**Exercise:** Copy down every line where the string "чтобы" shows up.
________________________________________
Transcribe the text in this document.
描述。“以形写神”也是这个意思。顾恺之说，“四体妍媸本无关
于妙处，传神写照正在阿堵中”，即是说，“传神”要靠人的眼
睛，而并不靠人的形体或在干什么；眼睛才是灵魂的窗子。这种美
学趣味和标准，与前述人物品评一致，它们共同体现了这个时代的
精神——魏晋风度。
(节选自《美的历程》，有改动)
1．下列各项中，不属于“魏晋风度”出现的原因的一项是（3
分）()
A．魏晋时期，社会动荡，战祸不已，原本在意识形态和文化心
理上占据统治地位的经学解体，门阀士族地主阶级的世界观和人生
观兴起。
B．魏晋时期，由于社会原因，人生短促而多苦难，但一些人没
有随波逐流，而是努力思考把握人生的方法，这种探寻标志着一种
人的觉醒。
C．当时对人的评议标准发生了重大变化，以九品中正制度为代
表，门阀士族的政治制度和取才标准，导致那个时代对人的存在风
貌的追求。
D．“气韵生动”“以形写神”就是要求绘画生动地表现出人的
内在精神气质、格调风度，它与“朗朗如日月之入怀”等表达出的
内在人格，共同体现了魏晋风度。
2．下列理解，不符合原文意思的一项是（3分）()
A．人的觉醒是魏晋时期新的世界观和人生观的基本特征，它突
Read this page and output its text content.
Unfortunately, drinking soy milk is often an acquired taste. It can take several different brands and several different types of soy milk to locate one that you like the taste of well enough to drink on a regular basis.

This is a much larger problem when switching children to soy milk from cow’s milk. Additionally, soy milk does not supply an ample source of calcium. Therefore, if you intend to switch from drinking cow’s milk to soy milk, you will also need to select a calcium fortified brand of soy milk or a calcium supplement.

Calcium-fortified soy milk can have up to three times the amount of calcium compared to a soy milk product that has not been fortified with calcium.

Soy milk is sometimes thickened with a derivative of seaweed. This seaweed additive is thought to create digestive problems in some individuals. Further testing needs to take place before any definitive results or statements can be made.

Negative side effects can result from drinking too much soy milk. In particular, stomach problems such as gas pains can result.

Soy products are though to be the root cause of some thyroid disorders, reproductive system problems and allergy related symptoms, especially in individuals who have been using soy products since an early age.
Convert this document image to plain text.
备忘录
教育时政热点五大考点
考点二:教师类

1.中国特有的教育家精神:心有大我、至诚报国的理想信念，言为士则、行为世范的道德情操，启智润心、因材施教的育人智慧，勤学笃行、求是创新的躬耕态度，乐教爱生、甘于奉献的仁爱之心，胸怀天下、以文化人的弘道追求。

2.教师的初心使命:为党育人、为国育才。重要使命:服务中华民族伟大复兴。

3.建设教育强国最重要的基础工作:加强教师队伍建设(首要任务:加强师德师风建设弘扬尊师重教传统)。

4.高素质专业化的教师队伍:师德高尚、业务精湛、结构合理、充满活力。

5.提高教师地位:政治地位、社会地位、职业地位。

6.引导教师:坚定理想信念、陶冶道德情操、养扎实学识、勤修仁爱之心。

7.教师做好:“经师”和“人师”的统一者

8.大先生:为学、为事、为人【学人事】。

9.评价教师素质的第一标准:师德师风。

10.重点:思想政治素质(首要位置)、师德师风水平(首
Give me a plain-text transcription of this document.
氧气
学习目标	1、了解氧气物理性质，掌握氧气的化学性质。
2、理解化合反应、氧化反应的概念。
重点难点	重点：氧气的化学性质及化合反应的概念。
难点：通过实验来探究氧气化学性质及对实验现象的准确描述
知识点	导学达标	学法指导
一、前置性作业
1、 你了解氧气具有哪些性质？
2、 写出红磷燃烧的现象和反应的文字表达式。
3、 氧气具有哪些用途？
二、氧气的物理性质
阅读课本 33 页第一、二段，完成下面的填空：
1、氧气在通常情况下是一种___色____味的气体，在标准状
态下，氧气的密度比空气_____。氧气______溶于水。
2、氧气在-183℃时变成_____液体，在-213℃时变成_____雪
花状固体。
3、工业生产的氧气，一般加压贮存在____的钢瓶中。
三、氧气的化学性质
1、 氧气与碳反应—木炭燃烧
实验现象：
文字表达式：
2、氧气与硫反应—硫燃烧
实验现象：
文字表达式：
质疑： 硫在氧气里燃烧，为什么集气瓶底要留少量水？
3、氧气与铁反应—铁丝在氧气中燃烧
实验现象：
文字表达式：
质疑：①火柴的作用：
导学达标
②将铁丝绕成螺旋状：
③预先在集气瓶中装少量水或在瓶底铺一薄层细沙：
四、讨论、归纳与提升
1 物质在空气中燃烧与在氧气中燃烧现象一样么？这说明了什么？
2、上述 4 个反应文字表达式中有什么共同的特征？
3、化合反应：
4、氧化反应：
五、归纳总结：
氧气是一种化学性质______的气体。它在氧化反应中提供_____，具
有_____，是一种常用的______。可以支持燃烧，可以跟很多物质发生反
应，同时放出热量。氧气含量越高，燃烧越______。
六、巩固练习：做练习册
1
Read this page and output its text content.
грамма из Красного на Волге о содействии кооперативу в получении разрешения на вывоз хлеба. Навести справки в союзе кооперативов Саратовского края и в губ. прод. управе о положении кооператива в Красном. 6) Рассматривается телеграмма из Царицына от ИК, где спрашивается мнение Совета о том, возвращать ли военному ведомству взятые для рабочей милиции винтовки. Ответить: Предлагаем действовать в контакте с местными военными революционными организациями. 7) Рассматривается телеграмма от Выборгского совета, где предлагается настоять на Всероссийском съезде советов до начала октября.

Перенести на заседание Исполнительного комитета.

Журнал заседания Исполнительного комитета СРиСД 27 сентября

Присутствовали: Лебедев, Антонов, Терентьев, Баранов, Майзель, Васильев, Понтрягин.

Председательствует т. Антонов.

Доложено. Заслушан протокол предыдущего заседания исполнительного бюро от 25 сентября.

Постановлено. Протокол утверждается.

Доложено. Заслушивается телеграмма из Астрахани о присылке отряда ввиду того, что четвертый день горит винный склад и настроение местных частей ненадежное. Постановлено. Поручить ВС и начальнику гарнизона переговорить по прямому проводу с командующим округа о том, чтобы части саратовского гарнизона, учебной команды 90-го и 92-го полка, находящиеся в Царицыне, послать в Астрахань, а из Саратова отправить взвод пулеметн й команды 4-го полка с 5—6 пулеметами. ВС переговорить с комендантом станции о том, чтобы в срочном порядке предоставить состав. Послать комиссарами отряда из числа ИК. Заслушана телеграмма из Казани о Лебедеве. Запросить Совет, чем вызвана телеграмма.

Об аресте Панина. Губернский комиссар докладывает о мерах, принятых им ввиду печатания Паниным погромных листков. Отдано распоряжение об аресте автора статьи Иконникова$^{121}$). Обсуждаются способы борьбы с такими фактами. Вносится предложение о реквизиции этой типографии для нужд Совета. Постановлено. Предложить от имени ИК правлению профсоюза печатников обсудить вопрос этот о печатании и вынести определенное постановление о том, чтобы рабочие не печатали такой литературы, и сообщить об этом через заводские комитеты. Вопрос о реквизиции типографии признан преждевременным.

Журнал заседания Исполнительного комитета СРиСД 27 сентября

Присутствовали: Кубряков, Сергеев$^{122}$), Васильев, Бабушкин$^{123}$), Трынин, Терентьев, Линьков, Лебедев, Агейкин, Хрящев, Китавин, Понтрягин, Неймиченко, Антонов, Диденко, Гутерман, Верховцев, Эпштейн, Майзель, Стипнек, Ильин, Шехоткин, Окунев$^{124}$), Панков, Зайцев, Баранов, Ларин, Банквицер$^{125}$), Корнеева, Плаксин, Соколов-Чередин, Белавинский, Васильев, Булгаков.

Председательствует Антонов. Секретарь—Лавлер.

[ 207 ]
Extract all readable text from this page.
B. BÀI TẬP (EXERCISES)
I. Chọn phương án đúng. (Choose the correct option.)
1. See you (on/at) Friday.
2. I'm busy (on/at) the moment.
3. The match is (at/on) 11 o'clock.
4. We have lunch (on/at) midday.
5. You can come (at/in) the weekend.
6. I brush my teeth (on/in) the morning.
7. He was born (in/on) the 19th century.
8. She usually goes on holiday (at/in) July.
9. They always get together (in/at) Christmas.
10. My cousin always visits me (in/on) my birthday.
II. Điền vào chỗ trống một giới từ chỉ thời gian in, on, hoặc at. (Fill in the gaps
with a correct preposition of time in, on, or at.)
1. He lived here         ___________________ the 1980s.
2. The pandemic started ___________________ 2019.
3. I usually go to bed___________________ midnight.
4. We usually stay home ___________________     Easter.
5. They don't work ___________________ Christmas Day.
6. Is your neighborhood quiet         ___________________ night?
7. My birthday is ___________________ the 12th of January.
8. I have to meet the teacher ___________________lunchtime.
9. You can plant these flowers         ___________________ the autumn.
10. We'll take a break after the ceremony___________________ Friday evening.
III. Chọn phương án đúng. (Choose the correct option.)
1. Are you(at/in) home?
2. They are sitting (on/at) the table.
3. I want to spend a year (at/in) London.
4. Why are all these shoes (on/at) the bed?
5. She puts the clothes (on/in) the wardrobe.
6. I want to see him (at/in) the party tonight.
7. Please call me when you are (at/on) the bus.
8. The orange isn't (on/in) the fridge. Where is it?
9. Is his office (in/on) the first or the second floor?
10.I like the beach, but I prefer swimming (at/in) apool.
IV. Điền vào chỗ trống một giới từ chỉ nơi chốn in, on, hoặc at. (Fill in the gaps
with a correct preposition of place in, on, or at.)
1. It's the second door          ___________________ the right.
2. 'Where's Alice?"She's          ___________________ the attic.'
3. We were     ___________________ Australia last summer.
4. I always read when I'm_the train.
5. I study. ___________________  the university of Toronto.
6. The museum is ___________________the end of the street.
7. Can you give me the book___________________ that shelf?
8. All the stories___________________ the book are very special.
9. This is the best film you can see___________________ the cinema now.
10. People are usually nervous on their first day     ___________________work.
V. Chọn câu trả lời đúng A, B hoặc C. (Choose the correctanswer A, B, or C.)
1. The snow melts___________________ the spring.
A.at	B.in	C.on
________________________________________
**Response to the task:**
Доложено. Заслушивается телеграмма из Астрахани о присылке отряда ввиду того, что четвертый день горит винный склад и настроение местных частей ненадежное. Постановлено. Поручить ВС и начальнику гарнизона переговорить по прямому проводу с командующим округа о том, чтобы части саратовского гарнизона, учебной команды 90-го и 92-го полка, находящиеся в Царицыне, послать в Астрахань, а из Саратова отправить взвод пулеметн й команды 4-го полка с 5—6 пулеметами. ВС переговорить с комендантом станции о том, чтобы в срочном порядке предоставить состав. Послать комиссарами отряда из числа ИК. Заслушана телеграмма из Казани о Лебедеве. Запросить Совет, чем вызвана телеграмма.
Об аресте Панина. Губернский комиссар докладывает о мерах, принятых им ввиду печатания Паниным погромных листков. Отдано распоряжение об аресте автора статьи Иконникова$^{121}$). Обсуждаются способы борьбы с такими фактами. Вносится предложение о реквизиции этой типографии для нужд Совета. Постановлено. Предложить от имени ИК правлению профсоюза печатников обсудить вопрос этот о печатании и вынести определенное постановление о том, чтобы рабочие не печатали такой литературы, и сообщить об этом через заводские комитеты. Вопрос о реквизиции типографии признан преждевременным.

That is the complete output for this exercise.